## The problem
Reproduce all of the data exactly, with no line skipped.

## Records
****************************************
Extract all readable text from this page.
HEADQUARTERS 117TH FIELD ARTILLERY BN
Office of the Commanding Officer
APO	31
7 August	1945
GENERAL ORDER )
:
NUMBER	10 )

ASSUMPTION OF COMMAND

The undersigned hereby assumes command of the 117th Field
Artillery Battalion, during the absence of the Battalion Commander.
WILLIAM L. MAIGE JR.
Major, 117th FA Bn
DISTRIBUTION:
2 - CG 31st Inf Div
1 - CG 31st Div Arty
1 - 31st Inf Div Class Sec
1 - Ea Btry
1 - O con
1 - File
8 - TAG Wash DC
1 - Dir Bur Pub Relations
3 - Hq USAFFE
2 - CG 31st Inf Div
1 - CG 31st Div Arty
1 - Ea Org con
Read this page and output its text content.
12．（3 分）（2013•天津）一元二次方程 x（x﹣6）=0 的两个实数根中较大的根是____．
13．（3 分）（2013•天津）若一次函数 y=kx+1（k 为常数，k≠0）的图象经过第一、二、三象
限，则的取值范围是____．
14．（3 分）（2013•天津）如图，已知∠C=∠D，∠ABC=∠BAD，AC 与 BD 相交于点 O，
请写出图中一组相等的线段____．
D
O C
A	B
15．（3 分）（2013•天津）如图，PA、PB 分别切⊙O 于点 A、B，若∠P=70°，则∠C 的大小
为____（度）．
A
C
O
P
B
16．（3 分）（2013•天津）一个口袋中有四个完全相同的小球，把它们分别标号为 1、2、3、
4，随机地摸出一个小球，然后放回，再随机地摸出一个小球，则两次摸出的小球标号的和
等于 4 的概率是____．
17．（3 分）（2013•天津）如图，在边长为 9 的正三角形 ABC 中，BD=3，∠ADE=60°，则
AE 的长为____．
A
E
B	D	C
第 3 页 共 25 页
****************************************
## Full response
Extract all readable text from this page.
HEADQUARTERS 117TH FIELD ARTILLERY BN
Office of the Commanding Officer
APO	31
7 August	1945
GENERAL ORDER )
:
NUMBER	10 )

ASSUMPTION OF COMMAND

The undersigned hereby assumes command of the 117th Field
Artillery Battalion, during the absence of the Battalion Commander.
WILLIAM L. MAIGE JR.
Major, 117th FA Bn
DISTRIBUTION:
2 - CG 31st Inf Div
1 - CG 31st Div Arty
1 - 31st Inf Div Class Sec
1 - Ea Btry
1 - O con
1 - File
8 - TAG Wash DC
1 - Dir Bur Pub Relations
3 - Hq USAFFE
2 - CG 31st Inf Div
1 - CG 31st Div Arty
1 - Ea Org con
Read this page and output its text content.
12．（3 分）（2013•天津）一元二次方程 x（x﹣6）=0 的两个实数根中较大的根是____．
13．（3 分）（2013•天津）若一次函数 y=kx+1（k 为常数，k≠0）的图象经过第一、二、三象
限，则的取值范围是____．
14．（3 分）（2013•天津）如图，已知∠C=∠D，∠ABC=∠BAD，AC 与 BD 相交于点 O，
请写出图中一组相等的线段____．
D
O C
A	B
15．（3 分）（2013•天津）如图，PA、PB 分别切⊙O 于点 A、B，若∠P=70°，则∠C 的大小
为____（度）．
A
C
O
P
B
16．（3 分）（2013•天津）一个口袋中有四个完全相同的小球，把它们分别标号为 1、2、3、
4，随机地摸出一个小球，然后放回，再随机地摸出一个小球，则两次摸出的小球标号的和
等于 4 的概率是____．
17．（3 分）（2013•天津）如图，在边长为 9 的正三角形 ABC 中，BD=3，∠ADE=60°，则
AE 的长为____．
A
E
B	D	C
第 3 页 共 25 页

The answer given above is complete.